Work instructions -
Please show every row below that contains the string "logo", copied in full.
━━ Record excerpts
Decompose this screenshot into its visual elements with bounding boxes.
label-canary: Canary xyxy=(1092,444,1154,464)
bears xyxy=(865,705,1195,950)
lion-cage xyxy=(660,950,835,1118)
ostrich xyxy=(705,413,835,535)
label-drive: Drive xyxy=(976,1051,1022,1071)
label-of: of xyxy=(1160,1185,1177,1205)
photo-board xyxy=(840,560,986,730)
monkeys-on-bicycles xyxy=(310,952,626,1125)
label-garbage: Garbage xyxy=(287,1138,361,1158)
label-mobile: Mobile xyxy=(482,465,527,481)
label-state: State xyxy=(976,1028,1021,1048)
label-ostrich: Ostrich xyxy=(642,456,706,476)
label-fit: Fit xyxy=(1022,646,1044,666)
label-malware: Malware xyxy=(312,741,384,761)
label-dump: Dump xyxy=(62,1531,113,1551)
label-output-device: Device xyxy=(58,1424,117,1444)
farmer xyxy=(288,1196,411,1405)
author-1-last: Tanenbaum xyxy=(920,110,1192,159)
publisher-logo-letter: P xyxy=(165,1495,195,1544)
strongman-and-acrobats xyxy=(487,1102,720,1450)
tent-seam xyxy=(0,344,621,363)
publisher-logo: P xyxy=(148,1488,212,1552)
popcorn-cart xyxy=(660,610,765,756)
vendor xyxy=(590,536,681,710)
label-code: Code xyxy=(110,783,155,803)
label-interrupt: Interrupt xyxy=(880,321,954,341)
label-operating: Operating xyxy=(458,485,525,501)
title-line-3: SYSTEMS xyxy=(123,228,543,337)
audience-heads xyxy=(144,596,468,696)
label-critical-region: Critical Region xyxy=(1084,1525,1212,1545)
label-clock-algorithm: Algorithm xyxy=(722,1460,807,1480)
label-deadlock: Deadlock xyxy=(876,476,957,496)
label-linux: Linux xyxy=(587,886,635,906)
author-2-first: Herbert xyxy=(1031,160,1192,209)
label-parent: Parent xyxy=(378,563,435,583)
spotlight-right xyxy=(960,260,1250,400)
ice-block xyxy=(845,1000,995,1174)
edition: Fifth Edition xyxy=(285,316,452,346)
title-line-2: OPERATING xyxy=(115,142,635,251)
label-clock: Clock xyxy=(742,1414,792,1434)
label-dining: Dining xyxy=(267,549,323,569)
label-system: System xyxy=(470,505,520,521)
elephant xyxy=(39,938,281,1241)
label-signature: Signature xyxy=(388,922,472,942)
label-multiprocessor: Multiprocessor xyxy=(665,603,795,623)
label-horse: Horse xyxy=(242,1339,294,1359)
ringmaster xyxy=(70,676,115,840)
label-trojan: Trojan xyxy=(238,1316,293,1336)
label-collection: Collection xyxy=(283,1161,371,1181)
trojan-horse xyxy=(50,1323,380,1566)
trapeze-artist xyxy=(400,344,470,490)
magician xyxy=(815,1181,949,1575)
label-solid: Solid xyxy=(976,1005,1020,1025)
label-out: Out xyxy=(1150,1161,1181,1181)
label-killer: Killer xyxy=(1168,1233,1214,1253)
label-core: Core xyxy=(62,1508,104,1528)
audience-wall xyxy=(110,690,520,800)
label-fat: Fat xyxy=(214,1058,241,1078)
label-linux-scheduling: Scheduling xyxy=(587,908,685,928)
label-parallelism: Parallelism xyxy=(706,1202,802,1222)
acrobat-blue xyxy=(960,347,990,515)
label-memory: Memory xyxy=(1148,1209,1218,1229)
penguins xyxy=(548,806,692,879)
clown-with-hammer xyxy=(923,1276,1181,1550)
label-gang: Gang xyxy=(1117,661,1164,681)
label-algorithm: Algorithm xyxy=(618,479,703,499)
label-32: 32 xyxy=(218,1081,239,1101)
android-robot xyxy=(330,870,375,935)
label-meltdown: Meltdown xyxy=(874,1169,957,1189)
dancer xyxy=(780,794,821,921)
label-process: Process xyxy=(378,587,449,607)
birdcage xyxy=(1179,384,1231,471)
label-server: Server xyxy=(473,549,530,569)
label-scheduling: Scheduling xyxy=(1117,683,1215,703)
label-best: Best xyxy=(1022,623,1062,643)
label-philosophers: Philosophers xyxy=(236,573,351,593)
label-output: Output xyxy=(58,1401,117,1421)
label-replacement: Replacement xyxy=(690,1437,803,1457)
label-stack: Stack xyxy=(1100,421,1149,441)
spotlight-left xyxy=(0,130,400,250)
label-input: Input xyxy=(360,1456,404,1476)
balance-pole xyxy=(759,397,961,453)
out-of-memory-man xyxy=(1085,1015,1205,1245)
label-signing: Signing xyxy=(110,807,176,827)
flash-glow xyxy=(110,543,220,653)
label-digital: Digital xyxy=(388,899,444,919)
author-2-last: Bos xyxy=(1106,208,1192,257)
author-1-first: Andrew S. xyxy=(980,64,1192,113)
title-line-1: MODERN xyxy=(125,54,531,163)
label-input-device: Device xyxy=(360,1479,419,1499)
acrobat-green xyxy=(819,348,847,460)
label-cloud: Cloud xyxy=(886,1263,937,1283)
━━━━
Answer to this exercise -
publisher-logo-letter: P xyxy=(165,1495,195,1544)
publisher-logo: P xyxy=(148,1488,212,1552)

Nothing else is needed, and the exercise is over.